- **WHAT YOU NEED TO DO**
Omit all pictures. Copy the rest of the material exactly.

- **RECORD SET**
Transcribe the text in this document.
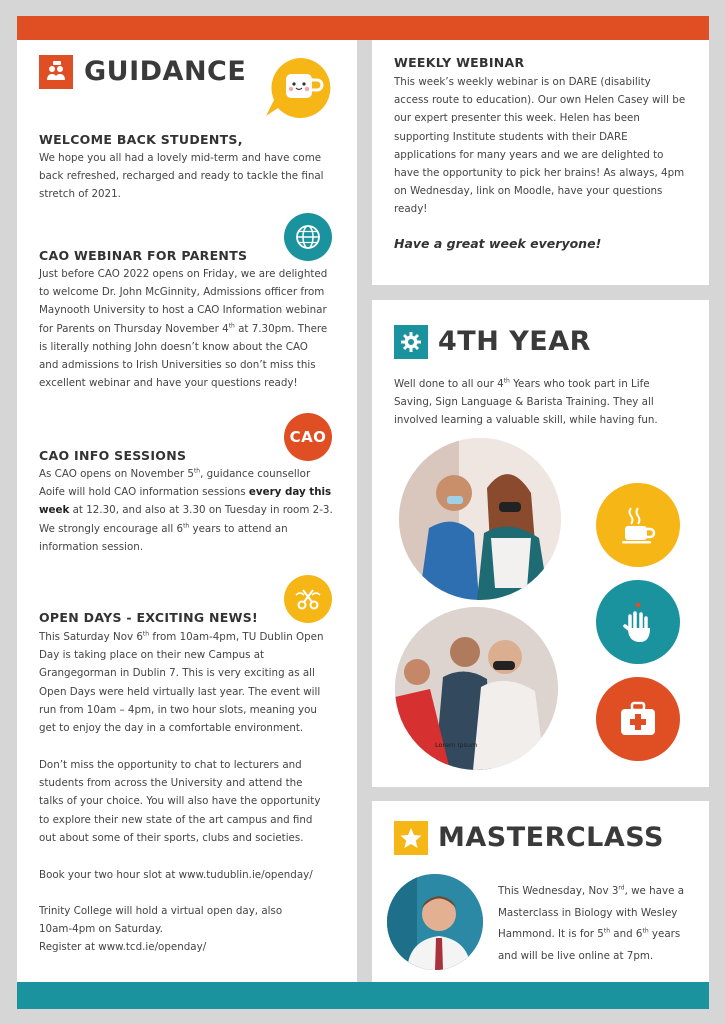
GUIDANCE
WELCOME BACK STUDENTS,
We hope you all had a lovely mid-term and have come
back refreshed, recharged and ready to tackle the final
stretch of 2021.
CAO WEBINAR FOR PARENTS
Just before CAO 2022 opens on Friday, we are delighted
to welcome Dr. John McGinnity, Admissions officer from
Maynooth University to host a CAO Information webinar
for Parents on Thursday November 4th at 7.30pm. There
is literally nothing John doesn’t know about the CAO
and admissions to Irish Universities so don’t miss this
excellent webinar and have your questions ready!
CAO
CAO INFO SESSIONS
As CAO opens on November 5th, guidance counsellor
Aoife will hold CAO information sessions every day this
week at 12.30, and also at 3.30 on Tuesday in room 2-3.
We strongly encourage all 6th years to attend an
information session.
OPEN DAYS - EXCITING NEWS!
This Saturday Nov 6th from 10am-4pm, TU Dublin Open
Day is taking place on their new Campus at
Grangegorman in Dublin 7. This is very exciting as all
Open Days were held virtually last year. The event will
run from 10am – 4pm, in two hour slots, meaning you
get to enjoy the day in a comfortable environment.
Don’t miss the opportunity to chat to lecturers and
students from across the University and attend the
talks of your choice. You will also have the opportunity
to explore their new state of the art campus and find
out about some of their sports, clubs and societies.
Book your two hour slot at www.tudublin.ie/openday/
Trinity College will hold a virtual open day, also
10am-4pm on Saturday.
Register at www.tcd.ie/openday/
WEEKLY WEBINAR
This week’s weekly webinar is on DARE (disability
access route to education). Our own Helen Casey will be
our expert presenter this week. Helen has been
supporting Institute students with their DARE
applications for many years and we are delighted to
have the opportunity to pick her brains! As always, 4pm
on Wednesday, link on Moodle, have your questions
ready!
Have a great week everyone!
4TH YEAR
Well done to all our 4th Years who took part in Life
Saving, Sign Language & Barista Training. They all
involved learning a valuable skill, while having fun.
Lorem Ipsum
MASTERCLASS
This Wednesday, Nov 3rd, we have a
Masterclass in Biology with Wesley
Hammond. It is for 5th and 6th years
and will be live online at 7pm.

- **SOLUTION FOR THIS TASK**
Transcribe the text in this document.
GUIDANCE
WELCOME BACK STUDENTS,
We hope you all had a lovely mid-term and have come
back refreshed, recharged and ready to tackle the final
stretch of 2021.
CAO WEBINAR FOR PARENTS
Just before CAO 2022 opens on Friday, we are delighted
to welcome Dr. John McGinnity, Admissions officer from
Maynooth University to host a CAO Information webinar
for Parents on Thursday November 4th at 7.30pm. There
is literally nothing John doesn’t know about the CAO
and admissions to Irish Universities so don’t miss this
excellent webinar and have your questions ready!
CAO
CAO INFO SESSIONS
As CAO opens on November 5th, guidance counsellor
Aoife will hold CAO information sessions every day this
week at 12.30, and also at 3.30 on Tuesday in room 2-3.
We strongly encourage all 6th years to attend an
information session.
OPEN DAYS - EXCITING NEWS!
This Saturday Nov 6th from 10am-4pm, TU Dublin Open
Day is taking place on their new Campus at
Grangegorman in Dublin 7. This is very exciting as all
Open Days were held virtually last year. The event will
run from 10am – 4pm, in two hour slots, meaning you
get to enjoy the day in a comfortable environment.
Don’t miss the opportunity to chat to lecturers and
students from across the University and attend the
talks of your choice. You will also have the opportunity
to explore their new state of the art campus and find
out about some of their sports, clubs and societies.
Book your two hour slot at www.tudublin.ie/openday/
Trinity College will hold a virtual open day, also
10am-4pm on Saturday.
Register at www.tcd.ie/openday/
WEEKLY WEBINAR
This week’s weekly webinar is on DARE (disability
access route to education). Our own Helen Casey will be
our expert presenter this week. Helen has been
supporting Institute students with their DARE
applications for many years and we are delighted to
have the opportunity to pick her brains! As always, 4pm
on Wednesday, link on Moodle, have your questions
ready!
Have a great week everyone!
4TH YEAR
Well done to all our 4th Years who took part in Life
Saving, Sign Language & Barista Training. They all
involved learning a valuable skill, while having fun.
Lorem Ipsum
MASTERCLASS
This Wednesday, Nov 3rd, we have a
Masterclass in Biology with Wesley
Hammond. It is for 5th and 6th years
and will be live online at 7pm.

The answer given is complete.